→ **AIM**:
Copy the lines of the listing below verbatim, from the line containing "q1-p1-stem: (1) 使用稀盐酸不用浓盐酸的原因是________。" through the line containing "figure-6-caption: 图 6", both included.

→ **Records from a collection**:
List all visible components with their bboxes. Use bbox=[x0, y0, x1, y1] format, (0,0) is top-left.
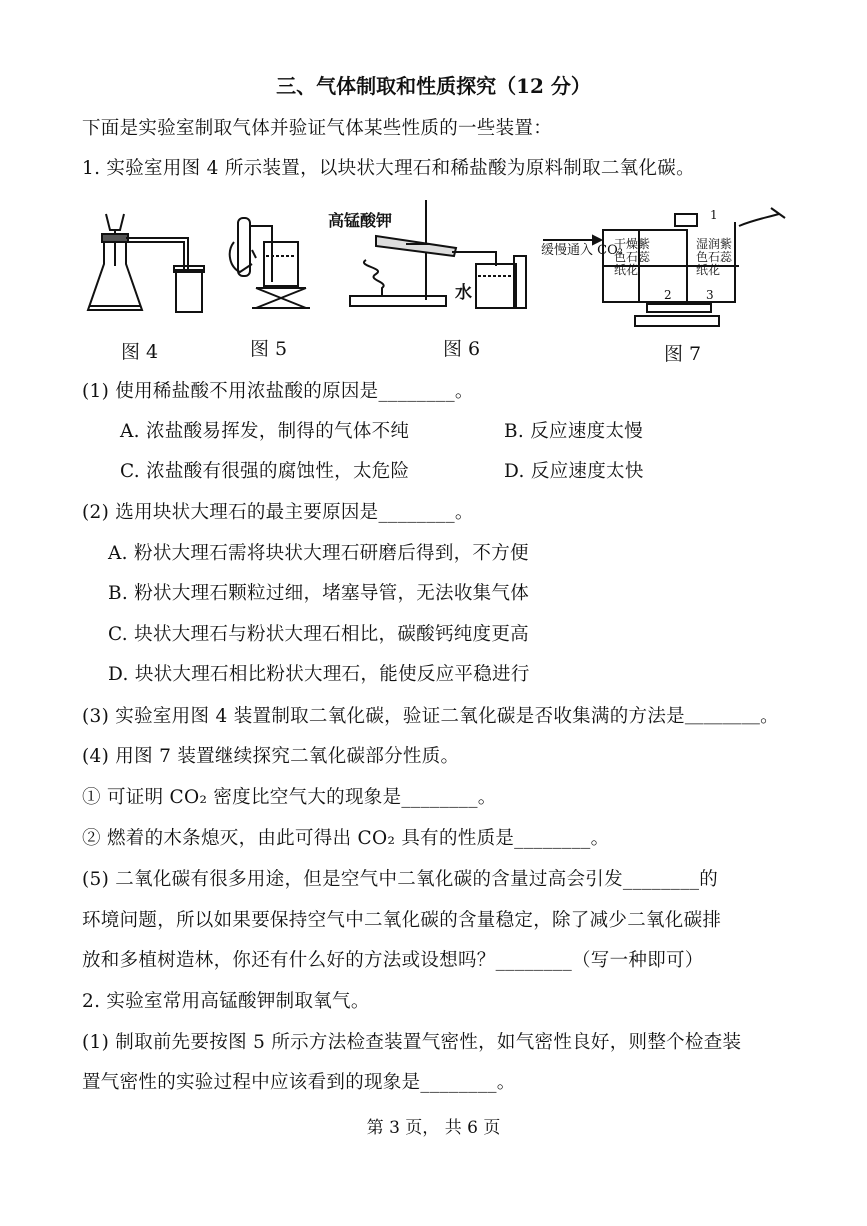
q1-p1-stem: (1) 使用稀盐酸不用浓盐酸的原因是________。 bbox=[82, 381, 474, 402]
q1-p4-item-2: ② 燃着的木条熄灭，由此可得出 CO₂ 具有的性质是________。 bbox=[82, 828, 610, 849]
section-title: 三、气体制取和性质探究（12 分） bbox=[276, 74, 591, 98]
page-footer: 第 3 页， 共 6 页 bbox=[366, 1118, 501, 1138]
figure-5-caption: 图 5 bbox=[250, 338, 288, 360]
q1-p1-option-a: A. 浓盐酸易挥发，制得的气体不纯 bbox=[120, 421, 410, 442]
figure-7-wet-flower-label: 湿润紫色石蕊纸花 bbox=[696, 237, 733, 277]
q1-p2-option-d: D. 块状大理石相比粉状大理石，能使反应平稳进行 bbox=[108, 664, 530, 685]
figure-6-water-label: 水 bbox=[455, 283, 472, 303]
q2-p1-line-1: (1) 制取前先要按图 5 所示方法检查装置气密性，如气密性良好，则整个检查装 bbox=[82, 1032, 742, 1053]
q1-p2-option-b: B. 粉状大理石颗粒过细，堵塞导管，无法收集气体 bbox=[108, 583, 530, 604]
figure-7-dry-flower-label: 干燥紫色石蕊纸花 bbox=[614, 237, 651, 277]
figure-6-apparatus bbox=[346, 196, 536, 314]
figure-7-caption: 图 7 bbox=[664, 343, 702, 365]
figure-6-caption: 图 6 bbox=[443, 338, 481, 360]
q1-p2-option-c: C. 块状大理石与粉状大理石相比，碳酸钙纯度更高 bbox=[108, 624, 529, 645]
q1-p3: (3) 实验室用图 4 装置制取二氧化碳，验证二氧化碳是否收集满的方法是＿＿＿＿。 bbox=[82, 706, 779, 727]
figure-5-apparatus bbox=[226, 212, 322, 312]
figure-7-label-1: 1 bbox=[710, 208, 718, 222]
q1-p4-item-1: ① 可证明 CO₂ 密度比空气大的现象是________。 bbox=[82, 787, 497, 808]
q1-p4-stem: (4) 用图 7 装置继续探究二氧化碳部分性质。 bbox=[82, 746, 460, 767]
figure-7-apparatus bbox=[539, 204, 791, 330]
figure-4-caption: 图 4 bbox=[121, 341, 159, 363]
q1-p5-line-2: 环境问题，所以如果要保持空气中二氧化碳的含量稳定，除了减少二氧化碳排 bbox=[82, 910, 722, 931]
q2-p1-line-2: 置气密性的实验过程中应该看到的现象是________。 bbox=[82, 1072, 516, 1093]
q1-p1-option-c: C. 浓盐酸有很强的腐蚀性，太危险 bbox=[120, 461, 410, 482]
q1-stem: 1. 实验室用图 4 所示装置，以块状大理石和稀盐酸为原料制取二氧化碳。 bbox=[82, 158, 695, 179]
q2-stem: 2. 实验室常用高锰酸钾制取氧气。 bbox=[82, 991, 370, 1012]
q1-p2-stem: (2) 选用块状大理石的最主要原因是________。 bbox=[82, 502, 474, 523]
q1-p1-option-d: D. 反应速度太快 bbox=[504, 461, 644, 482]
q1-p2-option-a: A. 粉状大理石需将块状大理石研磨后得到，不方便 bbox=[108, 543, 529, 564]
q1-p5-line-1: (5) 二氧化碳有很多用途，但是空气中二氧化碳的含量过高会引发________的 bbox=[82, 869, 719, 890]
intro-text: 下面是实验室制取气体并验证气体某些性质的一些装置： bbox=[82, 118, 553, 139]
figure-7-label-2: 2 bbox=[664, 288, 672, 302]
figure-6-reagent-label: 高锰酸钾 bbox=[328, 211, 393, 230]
figure-7-inlet-label: 缓慢通入 CO₂ bbox=[541, 243, 623, 258]
q1-p1-option-b: B. 反应速度太慢 bbox=[504, 421, 644, 442]
q1-p5-line-3: 放和多植树造林，你还有什么好的方法或设想吗？________（写一种即可） bbox=[82, 950, 704, 971]
figure-7-label-3: 3 bbox=[706, 288, 714, 302]
figure-4-apparatus bbox=[84, 206, 214, 318]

→ **CORRECT RESPONSE**:
q1-p1-stem: (1) 使用稀盐酸不用浓盐酸的原因是________。 bbox=[82, 381, 474, 402]
q1-p4-item-2: ② 燃着的木条熄灭，由此可得出 CO₂ 具有的性质是________。 bbox=[82, 828, 610, 849]
section-title: 三、气体制取和性质探究（12 分） bbox=[276, 74, 591, 98]
page-footer: 第 3 页， 共 6 页 bbox=[366, 1118, 501, 1138]
figure-5-caption: 图 5 bbox=[250, 338, 288, 360]
q1-p1-option-a: A. 浓盐酸易挥发，制得的气体不纯 bbox=[120, 421, 410, 442]
figure-7-wet-flower-label: 湿润紫色石蕊纸花 bbox=[696, 237, 733, 277]
q1-p2-option-d: D. 块状大理石相比粉状大理石，能使反应平稳进行 bbox=[108, 664, 530, 685]
figure-6-water-label: 水 bbox=[455, 283, 472, 303]
q2-p1-line-1: (1) 制取前先要按图 5 所示方法检查装置气密性，如气密性良好，则整个检查装 bbox=[82, 1032, 742, 1053]
q1-p2-option-b: B. 粉状大理石颗粒过细，堵塞导管，无法收集气体 bbox=[108, 583, 530, 604]
figure-7-dry-flower-label: 干燥紫色石蕊纸花 bbox=[614, 237, 651, 277]
figure-6-apparatus bbox=[346, 196, 536, 314]
figure-7-caption: 图 7 bbox=[664, 343, 702, 365]
figure-6-caption: 图 6 bbox=[443, 338, 481, 360]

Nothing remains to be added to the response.